### [TO BE DONE]
Rewrite the entries from the beginning through the line containing "data-point-marker [699,406,706,413]", changing every "data-point-marker" to "plot-marker" and leaving everything else the same.

### [INFORMATION SHOWN]
---+---
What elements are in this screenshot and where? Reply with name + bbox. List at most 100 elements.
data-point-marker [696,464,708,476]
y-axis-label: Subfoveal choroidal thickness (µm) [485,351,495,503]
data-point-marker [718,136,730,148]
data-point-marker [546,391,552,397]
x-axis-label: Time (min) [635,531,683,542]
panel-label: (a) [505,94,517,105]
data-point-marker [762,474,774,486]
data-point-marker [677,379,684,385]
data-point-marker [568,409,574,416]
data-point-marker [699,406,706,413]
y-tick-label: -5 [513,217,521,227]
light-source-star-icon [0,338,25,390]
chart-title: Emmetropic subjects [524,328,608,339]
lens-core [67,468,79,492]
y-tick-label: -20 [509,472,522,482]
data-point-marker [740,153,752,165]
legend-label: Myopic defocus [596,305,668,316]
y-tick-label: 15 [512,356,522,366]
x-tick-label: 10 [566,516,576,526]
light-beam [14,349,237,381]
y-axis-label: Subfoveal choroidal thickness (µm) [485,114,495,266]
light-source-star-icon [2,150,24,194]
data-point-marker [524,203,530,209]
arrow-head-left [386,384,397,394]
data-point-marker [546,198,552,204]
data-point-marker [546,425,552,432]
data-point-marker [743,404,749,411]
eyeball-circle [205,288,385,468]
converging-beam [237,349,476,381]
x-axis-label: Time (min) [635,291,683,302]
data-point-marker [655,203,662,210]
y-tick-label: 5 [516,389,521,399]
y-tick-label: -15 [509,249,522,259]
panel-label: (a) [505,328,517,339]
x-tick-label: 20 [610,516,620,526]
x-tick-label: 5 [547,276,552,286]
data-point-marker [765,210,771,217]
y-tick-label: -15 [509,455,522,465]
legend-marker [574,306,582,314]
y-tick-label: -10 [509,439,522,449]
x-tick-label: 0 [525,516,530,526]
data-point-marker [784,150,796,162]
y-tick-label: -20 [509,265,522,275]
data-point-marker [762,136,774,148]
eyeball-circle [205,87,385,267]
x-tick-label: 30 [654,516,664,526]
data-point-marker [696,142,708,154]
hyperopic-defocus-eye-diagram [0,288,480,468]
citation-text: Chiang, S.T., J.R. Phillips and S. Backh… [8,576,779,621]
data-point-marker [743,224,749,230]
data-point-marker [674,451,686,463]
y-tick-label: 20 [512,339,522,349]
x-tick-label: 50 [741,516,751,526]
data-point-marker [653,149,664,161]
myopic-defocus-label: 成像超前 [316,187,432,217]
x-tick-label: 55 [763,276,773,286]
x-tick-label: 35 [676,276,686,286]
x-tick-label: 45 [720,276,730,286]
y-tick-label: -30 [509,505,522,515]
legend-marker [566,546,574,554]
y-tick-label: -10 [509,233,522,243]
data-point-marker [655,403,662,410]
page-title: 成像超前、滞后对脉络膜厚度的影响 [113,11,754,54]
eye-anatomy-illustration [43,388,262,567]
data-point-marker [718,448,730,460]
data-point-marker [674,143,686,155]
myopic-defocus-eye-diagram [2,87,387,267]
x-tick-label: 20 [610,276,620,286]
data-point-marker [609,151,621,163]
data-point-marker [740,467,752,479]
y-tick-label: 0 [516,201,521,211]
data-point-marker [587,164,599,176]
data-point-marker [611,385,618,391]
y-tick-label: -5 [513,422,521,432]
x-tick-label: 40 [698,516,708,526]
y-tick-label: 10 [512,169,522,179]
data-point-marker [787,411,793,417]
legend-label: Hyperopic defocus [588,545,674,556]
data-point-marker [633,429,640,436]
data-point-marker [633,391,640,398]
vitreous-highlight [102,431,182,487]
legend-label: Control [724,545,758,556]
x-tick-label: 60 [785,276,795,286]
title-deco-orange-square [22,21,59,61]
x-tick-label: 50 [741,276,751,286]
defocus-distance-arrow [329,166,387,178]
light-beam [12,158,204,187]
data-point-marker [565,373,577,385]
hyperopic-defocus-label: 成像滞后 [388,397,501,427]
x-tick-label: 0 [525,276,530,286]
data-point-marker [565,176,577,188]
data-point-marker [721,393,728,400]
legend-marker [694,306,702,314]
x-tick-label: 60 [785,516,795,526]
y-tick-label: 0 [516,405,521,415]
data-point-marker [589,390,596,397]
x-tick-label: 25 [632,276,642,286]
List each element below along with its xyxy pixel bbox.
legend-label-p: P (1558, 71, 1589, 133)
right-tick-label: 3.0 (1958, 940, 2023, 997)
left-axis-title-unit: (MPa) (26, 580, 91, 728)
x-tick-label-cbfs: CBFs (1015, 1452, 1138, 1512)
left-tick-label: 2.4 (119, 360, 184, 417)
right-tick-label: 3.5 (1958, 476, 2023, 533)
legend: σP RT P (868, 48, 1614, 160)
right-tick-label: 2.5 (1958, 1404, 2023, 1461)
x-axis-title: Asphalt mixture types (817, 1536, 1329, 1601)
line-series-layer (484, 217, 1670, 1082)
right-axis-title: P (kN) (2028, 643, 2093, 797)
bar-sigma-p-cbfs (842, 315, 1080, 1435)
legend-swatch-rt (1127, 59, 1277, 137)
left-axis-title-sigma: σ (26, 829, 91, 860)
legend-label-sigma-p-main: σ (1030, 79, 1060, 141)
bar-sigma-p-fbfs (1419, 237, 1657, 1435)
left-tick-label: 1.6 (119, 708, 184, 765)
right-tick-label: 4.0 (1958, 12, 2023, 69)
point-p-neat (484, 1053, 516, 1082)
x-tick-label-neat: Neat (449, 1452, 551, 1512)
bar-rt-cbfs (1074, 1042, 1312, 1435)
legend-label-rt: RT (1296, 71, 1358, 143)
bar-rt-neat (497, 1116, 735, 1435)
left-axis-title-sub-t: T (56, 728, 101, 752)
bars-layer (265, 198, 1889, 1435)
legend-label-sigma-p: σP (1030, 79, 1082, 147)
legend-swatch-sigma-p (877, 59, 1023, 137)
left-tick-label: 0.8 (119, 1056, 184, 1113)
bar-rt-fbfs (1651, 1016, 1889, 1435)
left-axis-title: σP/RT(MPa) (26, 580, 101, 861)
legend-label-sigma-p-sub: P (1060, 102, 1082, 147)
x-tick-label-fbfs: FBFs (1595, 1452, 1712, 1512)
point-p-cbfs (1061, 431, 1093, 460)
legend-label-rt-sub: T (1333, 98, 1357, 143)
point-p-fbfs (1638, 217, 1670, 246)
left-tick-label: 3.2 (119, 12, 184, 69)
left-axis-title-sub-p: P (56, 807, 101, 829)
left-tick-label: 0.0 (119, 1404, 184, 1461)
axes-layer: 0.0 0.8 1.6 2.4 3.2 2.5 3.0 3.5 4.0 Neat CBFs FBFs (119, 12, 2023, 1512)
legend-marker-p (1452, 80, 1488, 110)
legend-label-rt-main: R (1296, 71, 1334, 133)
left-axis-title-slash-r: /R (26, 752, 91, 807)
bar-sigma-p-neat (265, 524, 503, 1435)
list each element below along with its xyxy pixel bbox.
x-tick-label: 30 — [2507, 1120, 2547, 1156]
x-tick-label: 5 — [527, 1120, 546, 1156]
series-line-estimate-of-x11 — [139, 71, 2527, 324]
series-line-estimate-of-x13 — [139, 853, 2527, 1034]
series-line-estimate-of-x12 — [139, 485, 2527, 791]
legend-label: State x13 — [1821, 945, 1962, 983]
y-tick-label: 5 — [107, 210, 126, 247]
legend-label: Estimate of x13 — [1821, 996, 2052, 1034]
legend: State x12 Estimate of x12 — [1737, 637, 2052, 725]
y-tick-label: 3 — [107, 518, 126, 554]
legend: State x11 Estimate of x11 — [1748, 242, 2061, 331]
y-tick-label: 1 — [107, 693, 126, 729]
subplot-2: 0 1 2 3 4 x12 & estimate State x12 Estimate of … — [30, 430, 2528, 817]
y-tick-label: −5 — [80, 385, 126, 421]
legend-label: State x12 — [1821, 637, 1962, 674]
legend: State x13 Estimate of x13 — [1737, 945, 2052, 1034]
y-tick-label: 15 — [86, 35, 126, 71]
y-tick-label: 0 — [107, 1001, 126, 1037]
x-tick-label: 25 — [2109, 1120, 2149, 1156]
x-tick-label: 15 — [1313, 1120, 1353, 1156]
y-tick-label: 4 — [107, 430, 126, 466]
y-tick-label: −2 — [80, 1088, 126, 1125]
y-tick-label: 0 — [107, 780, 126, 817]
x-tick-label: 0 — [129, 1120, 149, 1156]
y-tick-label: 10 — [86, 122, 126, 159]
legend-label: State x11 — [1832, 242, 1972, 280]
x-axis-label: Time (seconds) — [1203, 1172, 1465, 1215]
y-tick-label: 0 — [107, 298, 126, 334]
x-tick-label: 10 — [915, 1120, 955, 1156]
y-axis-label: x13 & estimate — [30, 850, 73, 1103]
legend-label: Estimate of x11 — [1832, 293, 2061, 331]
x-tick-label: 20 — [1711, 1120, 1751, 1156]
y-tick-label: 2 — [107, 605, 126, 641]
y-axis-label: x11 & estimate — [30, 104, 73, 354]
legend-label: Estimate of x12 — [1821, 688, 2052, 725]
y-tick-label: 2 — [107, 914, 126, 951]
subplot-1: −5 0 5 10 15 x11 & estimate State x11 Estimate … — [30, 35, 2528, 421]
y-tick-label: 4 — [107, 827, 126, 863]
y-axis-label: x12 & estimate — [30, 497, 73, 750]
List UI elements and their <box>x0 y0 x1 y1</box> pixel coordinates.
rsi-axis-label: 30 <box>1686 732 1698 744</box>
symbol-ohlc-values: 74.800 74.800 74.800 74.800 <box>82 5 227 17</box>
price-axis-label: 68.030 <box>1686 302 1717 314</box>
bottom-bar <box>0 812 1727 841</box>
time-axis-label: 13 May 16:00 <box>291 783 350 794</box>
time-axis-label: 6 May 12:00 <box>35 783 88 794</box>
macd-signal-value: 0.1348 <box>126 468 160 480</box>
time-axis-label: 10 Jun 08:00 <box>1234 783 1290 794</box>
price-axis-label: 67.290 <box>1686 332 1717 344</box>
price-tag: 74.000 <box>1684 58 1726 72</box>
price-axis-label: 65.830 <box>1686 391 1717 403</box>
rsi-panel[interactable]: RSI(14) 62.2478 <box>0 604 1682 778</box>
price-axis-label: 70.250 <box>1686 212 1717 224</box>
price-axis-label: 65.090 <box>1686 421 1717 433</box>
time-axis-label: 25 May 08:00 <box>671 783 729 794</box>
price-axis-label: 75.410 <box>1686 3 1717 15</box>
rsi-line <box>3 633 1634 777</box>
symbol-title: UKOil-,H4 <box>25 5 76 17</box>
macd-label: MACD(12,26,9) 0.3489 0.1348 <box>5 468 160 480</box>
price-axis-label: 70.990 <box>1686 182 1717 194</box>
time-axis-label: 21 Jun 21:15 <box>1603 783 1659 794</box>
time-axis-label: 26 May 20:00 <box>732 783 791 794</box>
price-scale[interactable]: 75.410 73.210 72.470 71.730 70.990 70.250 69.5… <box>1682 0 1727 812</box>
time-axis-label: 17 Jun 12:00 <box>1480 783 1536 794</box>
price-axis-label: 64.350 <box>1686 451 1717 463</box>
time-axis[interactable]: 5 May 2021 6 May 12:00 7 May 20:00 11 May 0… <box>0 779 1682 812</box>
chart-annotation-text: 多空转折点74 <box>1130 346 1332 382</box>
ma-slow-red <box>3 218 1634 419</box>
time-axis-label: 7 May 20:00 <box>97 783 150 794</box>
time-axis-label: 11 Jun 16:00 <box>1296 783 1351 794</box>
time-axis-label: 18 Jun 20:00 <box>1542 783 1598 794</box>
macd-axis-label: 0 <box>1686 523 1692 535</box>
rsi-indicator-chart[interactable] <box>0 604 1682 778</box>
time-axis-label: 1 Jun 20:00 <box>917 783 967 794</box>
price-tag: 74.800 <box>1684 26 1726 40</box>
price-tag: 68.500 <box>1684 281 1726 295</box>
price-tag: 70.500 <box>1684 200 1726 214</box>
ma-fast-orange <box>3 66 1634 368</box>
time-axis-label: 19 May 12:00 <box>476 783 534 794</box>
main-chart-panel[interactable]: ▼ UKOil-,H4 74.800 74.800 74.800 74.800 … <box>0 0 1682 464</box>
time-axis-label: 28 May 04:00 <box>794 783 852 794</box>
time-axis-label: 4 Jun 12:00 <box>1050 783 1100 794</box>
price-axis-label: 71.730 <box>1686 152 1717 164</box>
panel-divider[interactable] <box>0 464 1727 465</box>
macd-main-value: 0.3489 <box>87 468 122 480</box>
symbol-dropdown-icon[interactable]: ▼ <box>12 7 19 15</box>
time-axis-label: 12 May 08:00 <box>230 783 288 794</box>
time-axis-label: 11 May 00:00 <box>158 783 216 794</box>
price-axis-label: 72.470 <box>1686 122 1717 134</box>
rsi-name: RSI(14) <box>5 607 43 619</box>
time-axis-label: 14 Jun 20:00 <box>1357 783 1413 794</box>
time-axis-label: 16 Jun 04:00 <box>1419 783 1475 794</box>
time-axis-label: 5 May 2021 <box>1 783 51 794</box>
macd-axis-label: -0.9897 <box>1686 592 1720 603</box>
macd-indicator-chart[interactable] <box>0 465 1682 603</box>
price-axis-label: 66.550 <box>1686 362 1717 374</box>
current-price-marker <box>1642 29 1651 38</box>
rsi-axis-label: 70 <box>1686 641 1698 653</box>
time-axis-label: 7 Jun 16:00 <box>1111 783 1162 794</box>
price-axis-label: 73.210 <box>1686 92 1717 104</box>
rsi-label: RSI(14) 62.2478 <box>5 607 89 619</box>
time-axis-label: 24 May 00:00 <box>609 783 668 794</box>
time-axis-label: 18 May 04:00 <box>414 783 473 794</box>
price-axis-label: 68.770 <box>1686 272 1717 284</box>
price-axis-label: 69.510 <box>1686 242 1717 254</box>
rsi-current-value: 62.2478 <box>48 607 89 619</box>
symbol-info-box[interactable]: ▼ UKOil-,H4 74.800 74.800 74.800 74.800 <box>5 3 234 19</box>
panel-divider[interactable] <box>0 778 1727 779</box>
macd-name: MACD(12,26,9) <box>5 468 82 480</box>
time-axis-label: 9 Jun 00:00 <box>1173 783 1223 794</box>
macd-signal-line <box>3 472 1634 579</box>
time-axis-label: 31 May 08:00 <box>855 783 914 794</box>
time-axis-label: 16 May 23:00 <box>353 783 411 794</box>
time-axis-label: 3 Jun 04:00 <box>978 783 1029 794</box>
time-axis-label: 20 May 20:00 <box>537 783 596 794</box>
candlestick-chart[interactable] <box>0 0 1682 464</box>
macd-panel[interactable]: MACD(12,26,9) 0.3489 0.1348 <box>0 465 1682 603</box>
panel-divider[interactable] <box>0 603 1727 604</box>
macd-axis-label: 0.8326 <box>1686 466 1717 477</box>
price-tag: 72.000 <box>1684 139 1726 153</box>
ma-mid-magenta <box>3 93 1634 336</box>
---+---
### [WORKED ANSWER]
What elements are in this screenshot and where? Reply with name + bbox. List at most 100 elements.
plot-marker [696,464,708,476]
y-axis-label: Subfoveal choroidal thickness (µm) [485,351,495,503]
plot-marker [718,136,730,148]
plot-marker [546,391,552,397]
x-axis-label: Time (min) [635,531,683,542]
panel-label: (a) [505,94,517,105]
plot-marker [762,474,774,486]
plot-marker [677,379,684,385]
plot-marker [568,409,574,416]
plot-marker [699,406,706,413]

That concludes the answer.